*DESCRIPTION OF THE TASK:*
Write out all the entries word for word, but skip any images.

---- INPUT DATA

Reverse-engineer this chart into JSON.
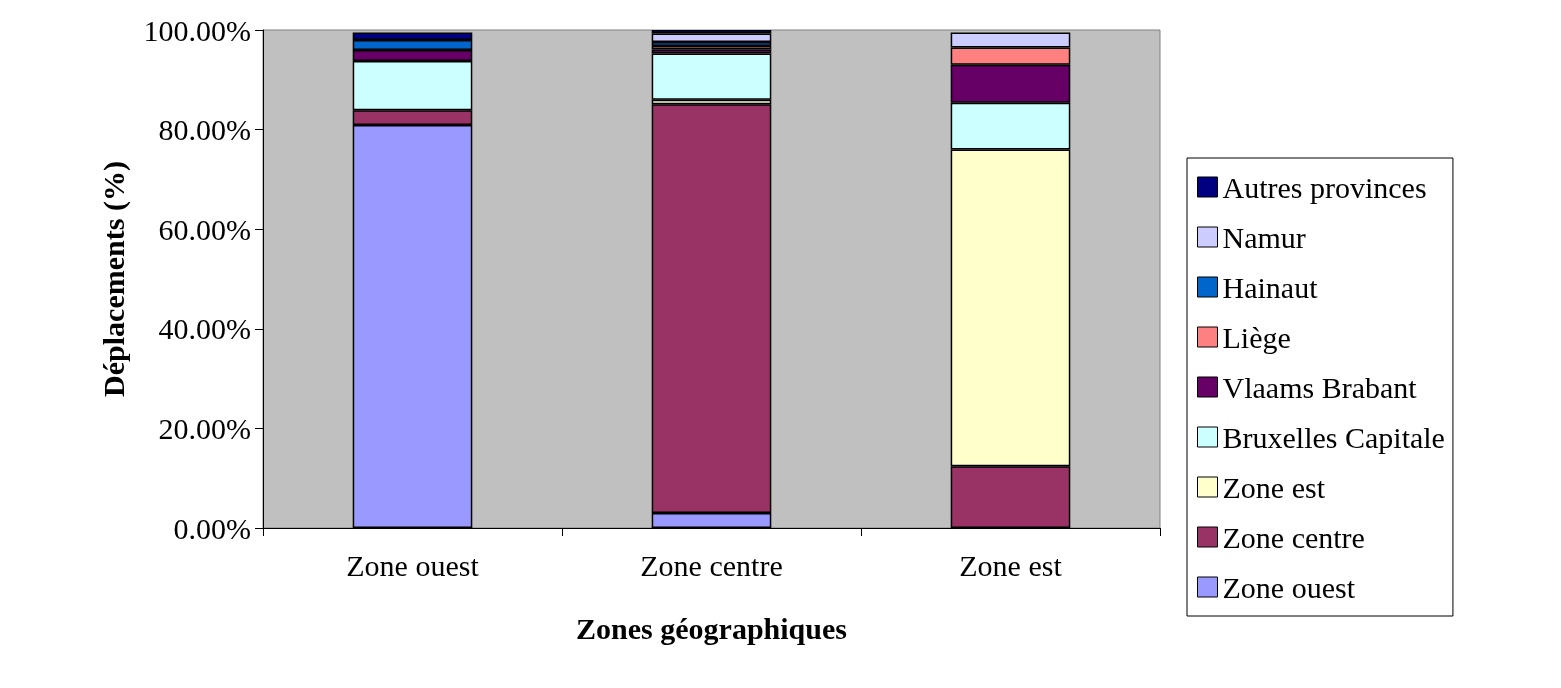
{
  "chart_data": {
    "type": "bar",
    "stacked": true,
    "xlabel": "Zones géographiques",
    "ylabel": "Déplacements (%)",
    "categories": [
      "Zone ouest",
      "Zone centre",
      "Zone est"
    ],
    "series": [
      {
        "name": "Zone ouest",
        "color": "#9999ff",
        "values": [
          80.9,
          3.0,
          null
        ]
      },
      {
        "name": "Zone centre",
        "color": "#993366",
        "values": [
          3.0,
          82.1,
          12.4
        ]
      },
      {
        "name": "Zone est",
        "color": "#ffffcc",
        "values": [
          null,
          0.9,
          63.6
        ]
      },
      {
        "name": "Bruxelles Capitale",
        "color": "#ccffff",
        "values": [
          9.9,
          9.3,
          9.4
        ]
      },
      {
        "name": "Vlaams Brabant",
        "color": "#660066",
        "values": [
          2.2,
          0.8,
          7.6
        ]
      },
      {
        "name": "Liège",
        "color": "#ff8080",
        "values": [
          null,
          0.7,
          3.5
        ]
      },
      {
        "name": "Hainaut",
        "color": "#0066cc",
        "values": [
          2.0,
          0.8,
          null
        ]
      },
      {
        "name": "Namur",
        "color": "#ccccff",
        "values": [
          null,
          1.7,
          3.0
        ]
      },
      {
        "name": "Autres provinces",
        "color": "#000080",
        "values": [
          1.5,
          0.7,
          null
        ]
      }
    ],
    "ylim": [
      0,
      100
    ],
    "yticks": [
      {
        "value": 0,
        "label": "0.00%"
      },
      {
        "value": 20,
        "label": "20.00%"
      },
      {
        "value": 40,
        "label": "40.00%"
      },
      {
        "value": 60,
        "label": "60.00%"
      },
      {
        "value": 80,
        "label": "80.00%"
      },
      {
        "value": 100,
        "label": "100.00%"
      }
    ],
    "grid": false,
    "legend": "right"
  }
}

--------

*ANSWER TO THE EXERCISE:*
Reverse-engineer this chart into JSON.
{
  "chart_data": {
    "type": "bar",
    "stacked": true,
    "xlabel": "Zones géographiques",
    "ylabel": "Déplacements (%)",
    "categories": [
      "Zone ouest",
      "Zone centre",
      "Zone est"
    ],
    "series": [
      {
        "name": "Zone ouest",
        "color": "#9999ff",
        "values": [
          80.9,
          3.0,
          null
        ]
      },
      {
        "name": "Zone centre",
        "color": "#993366",
        "values": [
          3.0,
          82.1,
          12.4
        ]
      },
      {
        "name": "Zone est",
        "color": "#ffffcc",
        "values": [
          null,
          0.9,
          63.6
        ]
      },
      {
        "name": "Bruxelles Capitale",
        "color": "#ccffff",
        "values": [
          9.9,
          9.3,
          9.4
        ]
      },
      {
        "name": "Vlaams Brabant",
        "color": "#660066",
        "values": [
          2.2,
          0.8,
          7.6
        ]
      },
      {
        "name": "Liège",
        "color": "#ff8080",
        "values": [
          null,
          0.7,
          3.5
        ]
      },
      {
        "name": "Hainaut",
        "color": "#0066cc",
        "values": [
          2.0,
          0.8,
          null
        ]
      },
      {
        "name": "Namur",
        "color": "#ccccff",
        "values": [
          null,
          1.7,
          3.0
        ]
      },
      {
        "name": "Autres provinces",
        "color": "#000080",
        "values": [
          1.5,
          0.7,
          null
        ]
      }
    ],
    "ylim": [
      0,
      100
    ],
    "yticks": [
      {
        "value": 0,
        "label": "0.00%"
      },
      {
        "value": 20,
        "label": "20.00%"
      },
      {
        "value": 40,
        "label": "40.00%"
      },
      {
        "value": 60,
        "label": "60.00%"
      },
      {
        "value": 80,
        "label": "80.00%"
      },
      {
        "value": 100,
        "label": "100.00%"
      }
    ],
    "grid": false,
    "legend": "right"
  }
}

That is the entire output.